> **Records shown**:
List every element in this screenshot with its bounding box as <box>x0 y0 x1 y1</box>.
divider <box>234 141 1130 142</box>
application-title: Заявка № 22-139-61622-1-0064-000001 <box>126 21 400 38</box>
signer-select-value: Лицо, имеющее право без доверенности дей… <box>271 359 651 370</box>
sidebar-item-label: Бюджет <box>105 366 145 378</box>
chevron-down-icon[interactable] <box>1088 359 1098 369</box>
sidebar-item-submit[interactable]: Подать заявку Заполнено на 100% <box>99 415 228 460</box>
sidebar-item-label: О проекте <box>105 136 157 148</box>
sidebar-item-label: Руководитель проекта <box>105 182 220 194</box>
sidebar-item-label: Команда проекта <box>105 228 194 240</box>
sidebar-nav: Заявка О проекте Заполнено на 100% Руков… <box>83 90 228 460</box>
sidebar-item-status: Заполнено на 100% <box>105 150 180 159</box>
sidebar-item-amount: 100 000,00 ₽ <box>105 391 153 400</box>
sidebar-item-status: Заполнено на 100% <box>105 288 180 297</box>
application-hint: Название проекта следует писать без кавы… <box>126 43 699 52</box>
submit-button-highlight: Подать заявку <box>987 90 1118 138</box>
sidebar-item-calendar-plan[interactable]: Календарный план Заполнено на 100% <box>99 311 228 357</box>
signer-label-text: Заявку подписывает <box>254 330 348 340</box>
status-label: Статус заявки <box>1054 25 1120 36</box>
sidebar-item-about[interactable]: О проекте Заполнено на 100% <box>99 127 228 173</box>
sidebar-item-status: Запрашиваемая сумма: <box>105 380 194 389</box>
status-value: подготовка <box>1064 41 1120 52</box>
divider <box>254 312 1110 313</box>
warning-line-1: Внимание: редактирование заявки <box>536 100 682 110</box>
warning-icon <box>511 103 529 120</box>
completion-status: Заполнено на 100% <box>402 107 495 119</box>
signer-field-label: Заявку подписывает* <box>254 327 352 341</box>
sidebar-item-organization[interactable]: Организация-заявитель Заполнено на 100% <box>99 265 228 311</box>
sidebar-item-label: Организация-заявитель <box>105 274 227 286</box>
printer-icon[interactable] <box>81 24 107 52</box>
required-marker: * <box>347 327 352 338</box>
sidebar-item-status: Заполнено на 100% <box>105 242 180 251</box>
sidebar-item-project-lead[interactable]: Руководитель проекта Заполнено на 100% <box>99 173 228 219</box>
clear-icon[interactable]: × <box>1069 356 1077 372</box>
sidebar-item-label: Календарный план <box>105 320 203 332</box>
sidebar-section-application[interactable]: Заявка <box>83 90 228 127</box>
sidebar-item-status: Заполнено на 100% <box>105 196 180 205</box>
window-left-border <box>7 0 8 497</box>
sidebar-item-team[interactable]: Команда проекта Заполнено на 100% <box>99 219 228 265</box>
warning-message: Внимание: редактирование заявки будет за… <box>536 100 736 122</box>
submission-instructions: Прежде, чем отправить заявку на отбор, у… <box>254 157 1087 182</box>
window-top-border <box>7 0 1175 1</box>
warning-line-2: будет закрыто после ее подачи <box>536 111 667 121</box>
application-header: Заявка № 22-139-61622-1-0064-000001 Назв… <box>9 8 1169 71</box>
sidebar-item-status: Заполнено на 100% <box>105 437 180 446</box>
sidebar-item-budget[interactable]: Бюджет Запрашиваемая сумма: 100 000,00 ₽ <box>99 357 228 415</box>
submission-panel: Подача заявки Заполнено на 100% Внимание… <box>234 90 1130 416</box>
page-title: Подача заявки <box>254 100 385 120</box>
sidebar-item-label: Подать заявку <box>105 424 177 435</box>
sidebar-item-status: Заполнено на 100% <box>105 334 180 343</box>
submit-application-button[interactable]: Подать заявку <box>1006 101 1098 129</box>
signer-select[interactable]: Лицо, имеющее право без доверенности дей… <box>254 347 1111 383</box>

> **What is required**:
Copy all of the items above line for line, keeping every character unchanged.

> **Answer in full**:
List every element in this screenshot with its bounding box as <box>x0 y0 x1 y1</box>.
divider <box>234 141 1130 142</box>
application-title: Заявка № 22-139-61622-1-0064-000001 <box>126 21 400 38</box>
signer-select-value: Лицо, имеющее право без доверенности дей… <box>271 359 651 370</box>
sidebar-item-label: Бюджет <box>105 366 145 378</box>
chevron-down-icon[interactable] <box>1088 359 1098 369</box>
sidebar-item-submit[interactable]: Подать заявку Заполнено на 100% <box>99 415 228 460</box>
sidebar-item-label: О проекте <box>105 136 157 148</box>
sidebar-item-label: Руководитель проекта <box>105 182 220 194</box>
sidebar-item-label: Команда проекта <box>105 228 194 240</box>
sidebar-nav: Заявка О проекте Заполнено на 100% Руков… <box>83 90 228 460</box>
sidebar-item-status: Заполнено на 100% <box>105 150 180 159</box>
sidebar-item-amount: 100 000,00 ₽ <box>105 391 153 400</box>
sidebar-item-status: Заполнено на 100% <box>105 288 180 297</box>
application-hint: Название проекта следует писать без кавы… <box>126 43 699 52</box>
submit-button-highlight: Подать заявку <box>987 90 1118 138</box>
sidebar-item-calendar-plan[interactable]: Календарный план Заполнено на 100% <box>99 311 228 357</box>
signer-label-text: Заявку подписывает <box>254 330 348 340</box>
status-label: Статус заявки <box>1054 25 1120 36</box>
sidebar-item-about[interactable]: О проекте Заполнено на 100% <box>99 127 228 173</box>
sidebar-item-status: Запрашиваемая сумма: <box>105 380 194 389</box>
status-value: подготовка <box>1064 41 1120 52</box>
divider <box>254 312 1110 313</box>
warning-line-1: Внимание: редактирование заявки <box>536 100 682 110</box>
warning-icon <box>511 103 529 120</box>
completion-status: Заполнено на 100% <box>402 107 495 119</box>
signer-field-label: Заявку подписывает* <box>254 327 352 341</box>
sidebar-item-organization[interactable]: Организация-заявитель Заполнено на 100% <box>99 265 228 311</box>
sidebar-item-label: Организация-заявитель <box>105 274 227 286</box>
printer-icon[interactable] <box>81 24 107 52</box>
required-marker: * <box>347 327 352 338</box>
sidebar-item-status: Заполнено на 100% <box>105 242 180 251</box>
sidebar-item-project-lead[interactable]: Руководитель проекта Заполнено на 100% <box>99 173 228 219</box>
clear-icon[interactable]: × <box>1069 356 1077 372</box>
sidebar-item-label: Календарный план <box>105 320 203 332</box>
sidebar-section-application[interactable]: Заявка <box>83 90 228 127</box>
sidebar-item-status: Заполнено на 100% <box>105 196 180 205</box>
window-left-border <box>7 0 8 497</box>
sidebar-item-team[interactable]: Команда проекта Заполнено на 100% <box>99 219 228 265</box>
warning-message: Внимание: редактирование заявки будет за… <box>536 100 736 122</box>
submission-instructions: Прежде, чем отправить заявку на отбор, у… <box>254 157 1087 182</box>
window-top-border <box>7 0 1175 1</box>
warning-line-2: будет закрыто после ее подачи <box>536 111 667 121</box>
application-header: Заявка № 22-139-61622-1-0064-000001 Назв… <box>9 8 1169 71</box>
sidebar-item-status: Заполнено на 100% <box>105 437 180 446</box>
sidebar-item-budget[interactable]: Бюджет Запрашиваемая сумма: 100 000,00 ₽ <box>99 357 228 415</box>
submission-panel: Подача заявки Заполнено на 100% Внимание… <box>234 90 1130 416</box>
page-title: Подача заявки <box>254 100 385 120</box>
sidebar-item-label: Подать заявку <box>105 424 177 435</box>
sidebar-item-status: Заполнено на 100% <box>105 334 180 343</box>
submit-application-button[interactable]: Подать заявку <box>1006 101 1098 129</box>
signer-select[interactable]: Лицо, имеющее право без доверенности дей… <box>254 347 1111 383</box>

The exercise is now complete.